[Element location data]
————
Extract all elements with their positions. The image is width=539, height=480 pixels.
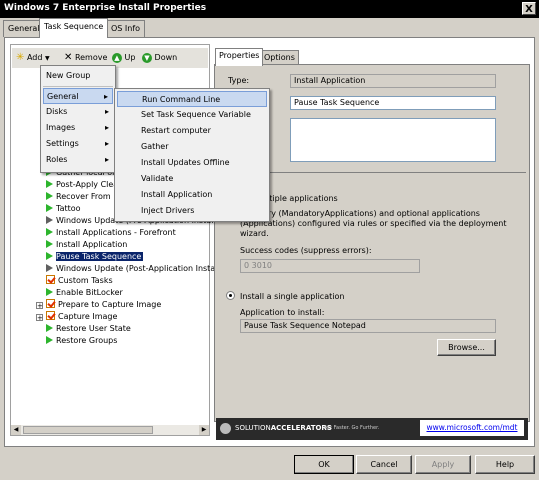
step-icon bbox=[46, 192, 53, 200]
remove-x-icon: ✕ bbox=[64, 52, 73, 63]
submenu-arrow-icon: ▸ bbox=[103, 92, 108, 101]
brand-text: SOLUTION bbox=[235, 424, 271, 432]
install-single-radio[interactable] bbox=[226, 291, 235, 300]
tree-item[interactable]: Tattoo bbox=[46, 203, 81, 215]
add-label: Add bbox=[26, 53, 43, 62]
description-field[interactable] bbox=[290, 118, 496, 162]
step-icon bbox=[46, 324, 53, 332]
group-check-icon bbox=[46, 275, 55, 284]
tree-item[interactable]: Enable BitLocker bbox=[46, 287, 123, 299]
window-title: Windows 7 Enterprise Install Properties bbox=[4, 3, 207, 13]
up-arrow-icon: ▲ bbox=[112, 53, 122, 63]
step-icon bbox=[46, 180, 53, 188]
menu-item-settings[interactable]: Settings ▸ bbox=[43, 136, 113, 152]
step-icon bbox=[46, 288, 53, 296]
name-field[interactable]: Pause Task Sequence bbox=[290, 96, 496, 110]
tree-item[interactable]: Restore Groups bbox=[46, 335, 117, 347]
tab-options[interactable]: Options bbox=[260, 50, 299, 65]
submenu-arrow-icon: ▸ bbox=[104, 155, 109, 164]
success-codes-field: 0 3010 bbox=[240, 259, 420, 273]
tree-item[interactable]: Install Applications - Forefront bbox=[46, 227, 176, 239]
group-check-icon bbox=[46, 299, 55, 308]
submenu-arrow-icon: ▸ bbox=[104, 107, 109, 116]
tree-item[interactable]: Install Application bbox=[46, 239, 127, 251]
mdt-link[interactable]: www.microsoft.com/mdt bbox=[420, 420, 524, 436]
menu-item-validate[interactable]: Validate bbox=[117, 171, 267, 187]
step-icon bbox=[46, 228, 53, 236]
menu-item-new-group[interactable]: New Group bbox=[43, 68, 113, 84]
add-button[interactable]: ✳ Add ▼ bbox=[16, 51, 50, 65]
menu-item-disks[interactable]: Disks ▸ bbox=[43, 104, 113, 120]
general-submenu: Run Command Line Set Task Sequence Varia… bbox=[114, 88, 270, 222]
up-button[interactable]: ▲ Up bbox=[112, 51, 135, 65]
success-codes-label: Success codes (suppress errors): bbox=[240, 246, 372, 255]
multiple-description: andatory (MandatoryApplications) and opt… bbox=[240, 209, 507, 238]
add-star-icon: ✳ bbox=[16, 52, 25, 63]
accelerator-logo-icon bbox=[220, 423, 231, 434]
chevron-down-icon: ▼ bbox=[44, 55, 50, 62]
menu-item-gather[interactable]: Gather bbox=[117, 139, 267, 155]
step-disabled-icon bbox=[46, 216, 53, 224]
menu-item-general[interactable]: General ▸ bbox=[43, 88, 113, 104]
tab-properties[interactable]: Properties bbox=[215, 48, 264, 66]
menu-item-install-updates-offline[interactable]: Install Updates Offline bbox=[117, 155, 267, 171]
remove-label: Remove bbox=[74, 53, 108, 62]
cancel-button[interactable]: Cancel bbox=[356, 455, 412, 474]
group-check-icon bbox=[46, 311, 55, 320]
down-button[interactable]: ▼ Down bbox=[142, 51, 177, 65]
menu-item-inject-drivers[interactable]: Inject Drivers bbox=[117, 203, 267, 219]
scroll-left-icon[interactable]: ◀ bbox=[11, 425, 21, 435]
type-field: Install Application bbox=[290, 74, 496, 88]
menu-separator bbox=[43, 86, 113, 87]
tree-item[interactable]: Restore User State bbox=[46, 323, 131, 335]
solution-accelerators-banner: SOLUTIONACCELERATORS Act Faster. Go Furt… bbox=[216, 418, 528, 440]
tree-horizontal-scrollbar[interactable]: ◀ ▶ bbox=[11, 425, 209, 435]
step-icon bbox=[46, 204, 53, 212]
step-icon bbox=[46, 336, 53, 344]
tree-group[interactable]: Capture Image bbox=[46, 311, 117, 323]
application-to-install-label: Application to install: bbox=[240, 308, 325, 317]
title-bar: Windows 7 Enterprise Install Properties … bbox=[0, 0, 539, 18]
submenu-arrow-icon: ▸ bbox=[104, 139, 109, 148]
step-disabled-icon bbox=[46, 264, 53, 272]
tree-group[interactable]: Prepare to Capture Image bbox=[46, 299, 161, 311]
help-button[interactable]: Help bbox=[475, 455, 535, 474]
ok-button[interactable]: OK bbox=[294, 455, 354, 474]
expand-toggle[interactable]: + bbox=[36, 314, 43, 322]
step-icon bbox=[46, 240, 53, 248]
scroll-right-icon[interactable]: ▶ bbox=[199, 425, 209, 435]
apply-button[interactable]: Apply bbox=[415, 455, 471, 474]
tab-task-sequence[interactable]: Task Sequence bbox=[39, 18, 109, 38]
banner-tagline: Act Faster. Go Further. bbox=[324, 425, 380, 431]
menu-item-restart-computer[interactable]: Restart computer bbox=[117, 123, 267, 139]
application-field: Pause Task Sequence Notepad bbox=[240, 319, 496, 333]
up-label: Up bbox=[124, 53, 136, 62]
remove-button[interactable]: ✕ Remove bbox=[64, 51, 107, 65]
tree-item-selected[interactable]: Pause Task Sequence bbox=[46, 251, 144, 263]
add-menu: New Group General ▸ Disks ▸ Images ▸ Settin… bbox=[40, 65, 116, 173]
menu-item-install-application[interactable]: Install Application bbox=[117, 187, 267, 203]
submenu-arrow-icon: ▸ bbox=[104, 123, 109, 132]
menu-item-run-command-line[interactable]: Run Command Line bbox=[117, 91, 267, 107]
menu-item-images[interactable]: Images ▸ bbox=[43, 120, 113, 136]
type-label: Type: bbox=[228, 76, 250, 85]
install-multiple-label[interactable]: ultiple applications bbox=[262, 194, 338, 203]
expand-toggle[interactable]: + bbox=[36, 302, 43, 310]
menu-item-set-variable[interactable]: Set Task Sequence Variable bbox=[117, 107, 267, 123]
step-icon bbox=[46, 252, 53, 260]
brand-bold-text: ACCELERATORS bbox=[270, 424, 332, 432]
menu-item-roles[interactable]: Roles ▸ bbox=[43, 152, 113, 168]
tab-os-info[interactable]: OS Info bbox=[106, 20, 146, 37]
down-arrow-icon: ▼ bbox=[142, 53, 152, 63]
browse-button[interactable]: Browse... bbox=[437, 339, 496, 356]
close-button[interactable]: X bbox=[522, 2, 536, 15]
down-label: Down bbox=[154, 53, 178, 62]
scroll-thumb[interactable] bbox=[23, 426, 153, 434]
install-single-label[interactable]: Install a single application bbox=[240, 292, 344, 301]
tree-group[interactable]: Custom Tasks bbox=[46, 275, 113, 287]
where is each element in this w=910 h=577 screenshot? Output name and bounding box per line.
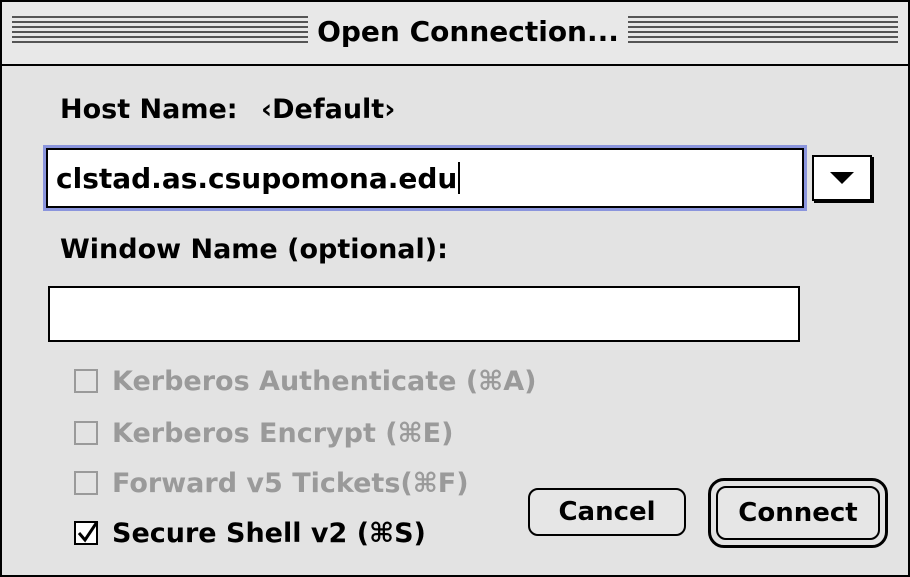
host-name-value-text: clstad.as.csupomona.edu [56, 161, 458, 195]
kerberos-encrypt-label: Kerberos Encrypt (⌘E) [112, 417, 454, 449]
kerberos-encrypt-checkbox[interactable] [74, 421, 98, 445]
————
→ Your objective
Reproduce the listing above, swapping every occurrence of "tree-item" for "tree-node" and keeping everything else unchanged. Leave the pictures out.

→ Solved problem
Extract all elements with their positions. The image is width=539, height=480 pixels.
step-icon bbox=[46, 192, 53, 200]
remove-x-icon: ✕ bbox=[64, 52, 73, 63]
submenu-arrow-icon: ▸ bbox=[103, 92, 108, 101]
brand-text: SOLUTION bbox=[235, 424, 271, 432]
install-single-radio[interactable] bbox=[226, 291, 235, 300]
tree-node[interactable]: Tattoo bbox=[46, 203, 81, 215]
add-label: Add bbox=[26, 53, 43, 62]
description-field[interactable] bbox=[290, 118, 496, 162]
step-icon bbox=[46, 324, 53, 332]
group-check-icon bbox=[46, 275, 55, 284]
tree-node[interactable]: Enable BitLocker bbox=[46, 287, 123, 299]
window-title: Windows 7 Enterprise Install Properties bbox=[4, 3, 207, 13]
up-arrow-icon: ▲ bbox=[112, 53, 122, 63]
step-icon bbox=[46, 180, 53, 188]
menu-item-settings[interactable]: Settings ▸ bbox=[43, 136, 113, 152]
step-icon bbox=[46, 288, 53, 296]
name-field[interactable]: Pause Task Sequence bbox=[290, 96, 496, 110]
tree-node[interactable]: Restore Groups bbox=[46, 335, 117, 347]
tab-options[interactable]: Options bbox=[260, 50, 299, 65]
submenu-arrow-icon: ▸ bbox=[104, 155, 109, 164]
success-codes-field: 0 3010 bbox=[240, 259, 420, 273]
tree-node[interactable]: Install Applications - Forefront bbox=[46, 227, 176, 239]
group-check-icon bbox=[46, 299, 55, 308]
submenu-arrow-icon: ▸ bbox=[104, 107, 109, 116]
tree-node[interactable]: Install Application bbox=[46, 239, 127, 251]
mdt-link[interactable]: www.microsoft.com/mdt bbox=[420, 420, 524, 436]
menu-item-validate[interactable]: Validate bbox=[117, 171, 267, 187]
step-icon bbox=[46, 228, 53, 236]
menu-item-new-group[interactable]: New Group bbox=[43, 68, 113, 84]
add-button[interactable]: ✳ Add ▼ bbox=[16, 51, 50, 65]
menu-item-disks[interactable]: Disks ▸ bbox=[43, 104, 113, 120]
general-submenu: Run Command Line Set Task Sequence Varia… bbox=[114, 88, 270, 222]
up-button[interactable]: ▲ Up bbox=[112, 51, 135, 65]
success-codes-label: Success codes (suppress errors): bbox=[240, 246, 372, 255]
multiple-description: andatory (MandatoryApplications) and opt… bbox=[240, 209, 507, 238]
add-star-icon: ✳ bbox=[16, 52, 25, 63]
accelerator-logo-icon bbox=[220, 423, 231, 434]
chevron-down-icon: ▼ bbox=[44, 55, 50, 62]
menu-item-gather[interactable]: Gather bbox=[117, 139, 267, 155]
step-disabled-icon bbox=[46, 216, 53, 224]
menu-item-general[interactable]: General ▸ bbox=[43, 88, 113, 104]
tab-properties[interactable]: Properties bbox=[215, 48, 264, 66]
menu-item-install-updates-offline[interactable]: Install Updates Offline bbox=[117, 155, 267, 171]
remove-label: Remove bbox=[74, 53, 108, 62]
cancel-button[interactable]: Cancel bbox=[356, 455, 412, 474]
group-check-icon bbox=[46, 311, 55, 320]
down-button[interactable]: ▼ Down bbox=[142, 51, 177, 65]
menu-item-inject-drivers[interactable]: Inject Drivers bbox=[117, 203, 267, 219]
scroll-left-icon[interactable]: ◀ bbox=[11, 425, 21, 435]
type-field: Install Application bbox=[290, 74, 496, 88]
menu-separator bbox=[43, 86, 113, 87]
tree-node[interactable]: Restore User State bbox=[46, 323, 131, 335]
solution-accelerators-banner: SOLUTIONACCELERATORS Act Faster. Go Furt… bbox=[216, 418, 528, 440]
tree-horizontal-scrollbar[interactable]: ◀ ▶ bbox=[11, 425, 209, 435]
step-icon bbox=[46, 204, 53, 212]
step-icon bbox=[46, 336, 53, 344]
tree-group[interactable]: Capture Image bbox=[46, 311, 117, 323]
application-to-install-label: Application to install: bbox=[240, 308, 325, 317]
title-bar: Windows 7 Enterprise Install Properties … bbox=[0, 0, 539, 18]
submenu-arrow-icon: ▸ bbox=[104, 139, 109, 148]
step-disabled-icon bbox=[46, 264, 53, 272]
tree-group[interactable]: Prepare to Capture Image bbox=[46, 299, 161, 311]
help-button[interactable]: Help bbox=[475, 455, 535, 474]
ok-button[interactable]: OK bbox=[294, 455, 354, 474]
expand-toggle[interactable]: + bbox=[36, 314, 43, 322]
step-icon bbox=[46, 240, 53, 248]
scroll-right-icon[interactable]: ▶ bbox=[199, 425, 209, 435]
apply-button[interactable]: Apply bbox=[415, 455, 471, 474]
tab-task-sequence[interactable]: Task Sequence bbox=[39, 18, 109, 38]
banner-tagline: Act Faster. Go Further. bbox=[324, 425, 380, 431]
menu-item-restart-computer[interactable]: Restart computer bbox=[117, 123, 267, 139]
application-field: Pause Task Sequence Notepad bbox=[240, 319, 496, 333]
up-label: Up bbox=[124, 53, 136, 62]
remove-button[interactable]: ✕ Remove bbox=[64, 51, 107, 65]
tree-node-selected[interactable]: Pause Task Sequence bbox=[46, 251, 144, 263]
add-menu: New Group General ▸ Disks ▸ Images ▸ Settin… bbox=[40, 65, 116, 173]
menu-item-install-application[interactable]: Install Application bbox=[117, 187, 267, 203]
submenu-arrow-icon: ▸ bbox=[104, 123, 109, 132]
menu-item-run-command-line[interactable]: Run Command Line bbox=[117, 91, 267, 107]
menu-item-images[interactable]: Images ▸ bbox=[43, 120, 113, 136]
type-label: Type: bbox=[228, 76, 250, 85]
install-multiple-label[interactable]: ultiple applications bbox=[262, 194, 338, 203]
expand-toggle[interactable]: + bbox=[36, 302, 43, 310]
menu-item-set-variable[interactable]: Set Task Sequence Variable bbox=[117, 107, 267, 123]
step-icon bbox=[46, 252, 53, 260]
brand-bold-text: ACCELERATORS bbox=[270, 424, 332, 432]
menu-item-roles[interactable]: Roles ▸ bbox=[43, 152, 113, 168]
tab-os-info[interactable]: OS Info bbox=[106, 20, 146, 37]
down-arrow-icon: ▼ bbox=[142, 53, 152, 63]
browse-button[interactable]: Browse... bbox=[437, 339, 496, 356]
close-button[interactable]: X bbox=[522, 2, 536, 15]
down-label: Down bbox=[154, 53, 178, 62]
scroll-thumb[interactable] bbox=[23, 426, 153, 434]
install-single-label[interactable]: Install a single application bbox=[240, 292, 344, 301]
tree-group[interactable]: Custom Tasks bbox=[46, 275, 113, 287]
where is each element in this w=910 h=577 screenshot? Output name and bounding box per line.
host-name-value-text: clstad.as.csupomona.edu [56, 161, 458, 195]
kerberos-encrypt-label: Kerberos Encrypt (⌘E) [112, 417, 454, 449]
kerberos-encrypt-checkbox[interactable] [74, 421, 98, 445]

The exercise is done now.